→ Instructions for the task: The exercise asks for every line of the data to be reproduced exactly.
>> Start Supplied material
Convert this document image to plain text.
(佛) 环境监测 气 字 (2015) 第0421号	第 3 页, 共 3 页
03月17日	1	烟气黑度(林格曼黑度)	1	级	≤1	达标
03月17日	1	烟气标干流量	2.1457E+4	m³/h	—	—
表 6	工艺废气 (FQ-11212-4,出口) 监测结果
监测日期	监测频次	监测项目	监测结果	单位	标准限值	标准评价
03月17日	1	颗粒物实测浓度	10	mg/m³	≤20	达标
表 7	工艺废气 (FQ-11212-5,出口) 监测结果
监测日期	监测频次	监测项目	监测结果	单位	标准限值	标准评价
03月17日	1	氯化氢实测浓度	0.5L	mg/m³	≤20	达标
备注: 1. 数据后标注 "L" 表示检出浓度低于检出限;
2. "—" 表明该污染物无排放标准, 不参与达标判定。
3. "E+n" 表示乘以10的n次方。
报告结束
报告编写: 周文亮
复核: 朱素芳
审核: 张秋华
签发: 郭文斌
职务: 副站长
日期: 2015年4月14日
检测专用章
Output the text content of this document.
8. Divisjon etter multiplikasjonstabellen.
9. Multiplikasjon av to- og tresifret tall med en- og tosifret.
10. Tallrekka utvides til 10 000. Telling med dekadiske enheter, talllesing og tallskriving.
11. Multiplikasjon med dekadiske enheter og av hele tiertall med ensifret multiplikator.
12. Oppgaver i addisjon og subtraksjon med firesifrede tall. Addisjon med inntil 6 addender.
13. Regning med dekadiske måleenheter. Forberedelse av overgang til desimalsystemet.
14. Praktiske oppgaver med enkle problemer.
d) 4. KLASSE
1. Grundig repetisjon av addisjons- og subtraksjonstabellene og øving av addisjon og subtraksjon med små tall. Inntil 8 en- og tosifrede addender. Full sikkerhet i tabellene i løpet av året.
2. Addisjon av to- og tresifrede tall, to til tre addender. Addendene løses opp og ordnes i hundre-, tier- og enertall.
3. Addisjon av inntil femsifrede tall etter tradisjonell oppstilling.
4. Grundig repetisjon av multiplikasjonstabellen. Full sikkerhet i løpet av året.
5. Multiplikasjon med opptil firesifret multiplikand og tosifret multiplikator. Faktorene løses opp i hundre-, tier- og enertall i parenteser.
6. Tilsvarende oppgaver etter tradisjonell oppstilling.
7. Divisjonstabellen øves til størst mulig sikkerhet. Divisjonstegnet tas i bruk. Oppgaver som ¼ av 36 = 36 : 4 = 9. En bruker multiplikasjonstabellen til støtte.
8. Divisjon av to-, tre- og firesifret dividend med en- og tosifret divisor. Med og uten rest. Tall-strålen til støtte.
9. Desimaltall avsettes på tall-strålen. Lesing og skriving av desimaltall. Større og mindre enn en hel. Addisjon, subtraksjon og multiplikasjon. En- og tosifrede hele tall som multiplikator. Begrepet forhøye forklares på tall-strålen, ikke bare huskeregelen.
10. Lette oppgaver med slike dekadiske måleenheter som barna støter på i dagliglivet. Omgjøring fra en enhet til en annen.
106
>> End Supplied material
→ Reply:
Convert this document image to plain text.
(佛) 环境监测 气 字 (2015) 第0421号	第 3 页, 共 3 页
03月17日	1	烟气黑度(林格曼黑度)	1	级	≤1	达标
03月17日	1	烟气标干流量	2.1457E+4	m³/h	—	—
表 6	工艺废气 (FQ-11212-4,出口) 监测结果
监测日期	监测频次	监测项目	监测结果	单位	标准限值	标准评价
03月17日	1	颗粒物实测浓度	10	mg/m³	≤20	达标
表 7	工艺废气 (FQ-11212-5,出口) 监测结果
监测日期	监测频次	监测项目	监测结果	单位	标准限值	标准评价
03月17日	1	氯化氢实测浓度	0.5L	mg/m³	≤20	达标
备注: 1. 数据后标注 "L" 表示检出浓度低于检出限;
2. "—" 表明该污染物无排放标准, 不参与达标判定。
3. "E+n" 表示乘以10的n次方。
报告结束
报告编写: 周文亮
复核: 朱素芳
审核: 张秋华
签发: 郭文斌
职务: 副站长
日期: 2015年4月14日
检测专用章
Output the text content of this document.
8. Divisjon etter multiplikasjonstabellen.
9. Multiplikasjon av to- og tresifret tall med en- og tosifret.
10. Tallrekka utvides til 10 000. Telling med dekadiske enheter, talllesing og tallskriving.
11. Multiplikasjon med dekadiske enheter og av hele tiertall med ensifret multiplikator.
12. Oppgaver i addisjon og subtraksjon med firesifrede tall. Addisjon med inntil 6 addender.
13. Regning med dekadiske måleenheter. Forberedelse av overgang til desimalsystemet.
14. Praktiske oppgaver med enkle problemer.
d) 4. KLASSE
1. Grundig repetisjon av addisjons- og subtraksjonstabellene og øving av addisjon og subtraksjon med små tall. Inntil 8 en- og tosifrede addender. Full sikkerhet i tabellene i løpet av året.
2. Addisjon av to- og tresifrede tall, to til tre addender. Addendene løses opp og ordnes i hundre-, tier- og enertall.
3. Addisjon av inntil femsifrede tall etter tradisjonell oppstilling.
4. Grundig repetisjon av multiplikasjonstabellen. Full sikkerhet i løpet av året.
5. Multiplikasjon med opptil firesifret multiplikand og tosifret multiplikator. Faktorene løses opp i hundre-, tier- og enertall i parenteser.
6. Tilsvarende oppgaver etter tradisjonell oppstilling.
7. Divisjonstabellen øves til størst mulig sikkerhet. Divisjonstegnet tas i bruk. Oppgaver som ¼ av 36 = 36 : 4 = 9. En bruker multiplikasjonstabellen til støtte.
8. Divisjon av to-, tre- og firesifret dividend med en- og tosifret divisor. Med og uten rest. Tall-strålen til støtte.
9. Desimaltall avsettes på tall-strålen. Lesing og skriving av desimaltall. Større og mindre enn en hel. Addisjon, subtraksjon og multiplikasjon. En- og tosifrede hele tall som multiplikator. Begrepet forhøye forklares på tall-strålen, ikke bare huskeregelen.
10. Lette oppgaver med slike dekadiske måleenheter som barna støter på i dagliglivet. Omgjøring fra en enhet til en annen.
106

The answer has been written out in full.